Work to be completed
Put the lines of the items below into a numbered list, starting at the line that has "x-tick-label: 300: [656, 427, 689, 452]" and stopping after the line that has "x-tick-label: 100: [315, 427, 348, 452]". Leave out blank lines.

Records to process
--------------------------------

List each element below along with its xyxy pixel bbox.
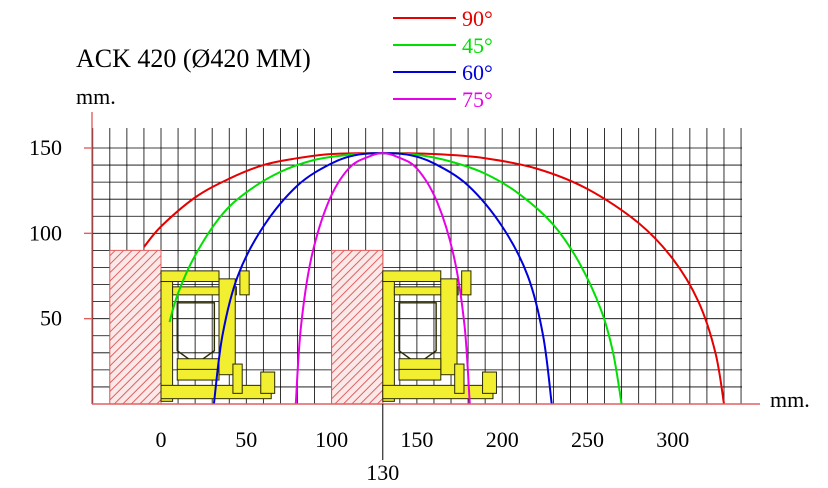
x-tick-label: 300: [656, 427, 689, 452]
legend-label: 90°: [462, 6, 493, 31]
hatched-region: [331, 249, 384, 405]
legend-label: 45°: [462, 33, 493, 58]
chart-title: ACK 420 (Ø420 MM): [76, 44, 311, 73]
window-profiles: [160, 270, 497, 402]
x-tick-label: 100: [315, 427, 348, 452]
axes: [91, 112, 760, 405]
window-profile: [160, 270, 276, 402]
x-tick-label: 250: [571, 427, 604, 452]
y-tick-label: 100: [29, 220, 62, 245]
x-tick-label: 150: [400, 427, 433, 452]
hatched-regions: [109, 249, 384, 405]
x-axis-label: mm.: [770, 387, 810, 412]
y-tick-label: 150: [29, 135, 62, 160]
legend-label: 60°: [462, 60, 493, 85]
legend-label: 75°: [462, 87, 493, 112]
y-axis-label: mm.: [76, 84, 116, 109]
y-tick-label: 50: [40, 306, 62, 331]
series-line-1: [143, 152, 725, 404]
x-tick-label: 200: [486, 427, 519, 452]
x-tick-label: 50: [235, 427, 257, 452]
hatched-region: [109, 249, 162, 405]
series-lines: [143, 152, 725, 404]
legend: 90°45°60°75°: [393, 6, 493, 112]
x-tick-label: 0: [156, 427, 167, 452]
series-line-4: [294, 152, 471, 404]
marker-label-130: 130: [366, 460, 399, 485]
window-profile: [382, 270, 497, 402]
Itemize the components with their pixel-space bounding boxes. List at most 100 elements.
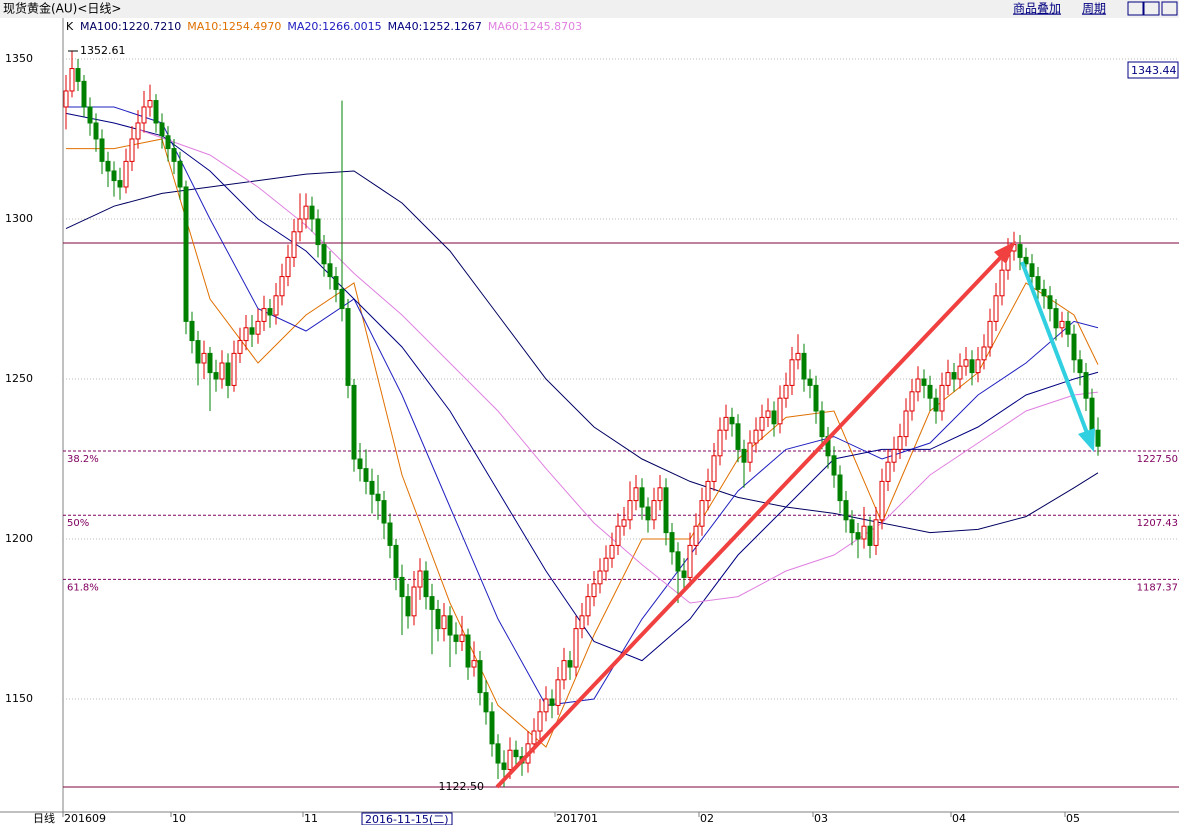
candle-body xyxy=(993,295,999,322)
candle-body xyxy=(225,362,231,386)
candle-body xyxy=(141,106,147,124)
ma-line xyxy=(65,170,1099,534)
candle-body xyxy=(723,416,729,431)
candle-body xyxy=(309,205,315,220)
candle-body xyxy=(849,519,855,534)
candle-body xyxy=(885,461,891,482)
candle-body xyxy=(195,340,201,364)
candle-body xyxy=(363,468,369,482)
candle-body xyxy=(711,455,717,482)
candle-body xyxy=(81,80,87,108)
candle-body xyxy=(483,692,489,713)
candle-body xyxy=(621,519,627,527)
ma-line xyxy=(65,112,1099,662)
candle-body xyxy=(1089,397,1095,431)
candle-body xyxy=(693,525,699,546)
fib-label: 50% xyxy=(67,518,89,529)
candle-body xyxy=(1017,244,1023,258)
legend-entry: MA100:1220.7210 xyxy=(80,20,181,33)
candle-body xyxy=(327,263,333,278)
candle-body xyxy=(897,436,903,450)
candle-body xyxy=(135,122,141,140)
candle-body xyxy=(105,160,111,172)
candle-body xyxy=(189,320,195,342)
candle-body xyxy=(795,352,801,361)
candle-body xyxy=(579,615,585,630)
candle-body xyxy=(99,138,105,162)
fib-label: 61.8% xyxy=(67,582,99,593)
candle-body xyxy=(771,410,777,425)
overlay-button[interactable]: 商品叠加 xyxy=(1013,1,1061,16)
candle-body xyxy=(201,352,207,364)
candle-body xyxy=(651,500,657,521)
candle-body xyxy=(75,68,81,82)
candle-body xyxy=(267,308,273,316)
trend-arrows xyxy=(495,241,1095,789)
candle-body xyxy=(801,352,807,380)
candle-body xyxy=(1065,320,1071,335)
ma-line xyxy=(137,128,1099,604)
candle-body xyxy=(975,359,981,374)
candle-body xyxy=(1023,256,1029,265)
candle-body xyxy=(987,320,993,348)
candle-body xyxy=(1071,333,1077,361)
candle-body xyxy=(507,749,513,770)
candle-body xyxy=(951,372,957,380)
candle-body xyxy=(279,276,285,297)
candle-body xyxy=(909,391,915,412)
nav-icons[interactable] xyxy=(1127,1,1178,16)
legend-entry: MA10:1254.4970 xyxy=(187,20,281,33)
candle-body xyxy=(543,698,549,713)
candle-body xyxy=(873,519,879,546)
candle-body xyxy=(675,551,681,572)
candle-body xyxy=(303,205,309,220)
candle-body xyxy=(549,698,555,706)
candle-body xyxy=(159,122,165,137)
candle-body xyxy=(741,448,747,463)
candle-body xyxy=(699,500,705,527)
candle-body xyxy=(357,458,363,470)
candle-body xyxy=(63,90,69,108)
x-tick-label: 201609 xyxy=(64,812,106,825)
candle-body xyxy=(753,429,759,444)
candle-body xyxy=(1083,372,1089,399)
candle-body xyxy=(423,570,429,598)
y-tick-label: 1150 xyxy=(5,692,33,705)
candle-body xyxy=(999,269,1005,297)
candle-body xyxy=(345,308,351,386)
cursor-price: 1343.44 xyxy=(1131,64,1177,77)
candle-body xyxy=(819,410,825,438)
x-tick-label: 02 xyxy=(700,812,714,825)
candle-body xyxy=(153,100,159,124)
period-button[interactable]: 周期 xyxy=(1082,2,1106,16)
high-label: 1352.61 xyxy=(80,44,126,57)
candle-body xyxy=(627,500,633,521)
candle-body xyxy=(93,122,99,140)
candle-body xyxy=(495,743,501,764)
candle-body xyxy=(447,615,453,636)
candle-body xyxy=(603,557,609,572)
candle-body xyxy=(231,352,237,386)
candle-body xyxy=(321,244,327,265)
candle-body xyxy=(297,218,303,233)
candle-body xyxy=(567,660,573,668)
x-tick-label: 04 xyxy=(952,812,966,825)
candle-body xyxy=(531,730,537,745)
candle-body xyxy=(219,362,225,380)
ma-line xyxy=(66,106,1099,706)
candle-body xyxy=(69,68,75,92)
legend-entry: MA60:1245.8703 xyxy=(488,20,582,33)
x-tick-label: 11 xyxy=(304,812,318,825)
candle-body xyxy=(855,532,861,540)
candle-body xyxy=(87,106,93,124)
candle-body xyxy=(879,480,885,521)
candle-body xyxy=(639,487,645,508)
candle-body xyxy=(585,596,591,617)
candle-body xyxy=(615,525,621,546)
candle-body xyxy=(609,544,615,559)
candle-body xyxy=(471,660,477,668)
fib-value: 1227.50 xyxy=(1137,454,1178,465)
x-tick-label: 05 xyxy=(1066,812,1080,825)
candle-body xyxy=(351,384,357,460)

--------------------------------

Completed exercise
1. x-tick-label: 300: [656, 427, 689, 452]
2. legend-label: 90°: [462, 6, 493, 31]
3. hatched-region: [331, 249, 384, 405]
4. legend-label: 45°: [462, 33, 493, 58]
5. chart-title: ACK 420 (Ø420 MM): [76, 44, 311, 73]
6. window-profiles: [160, 270, 497, 402]
7. x-tick-label: 100: [315, 427, 348, 452]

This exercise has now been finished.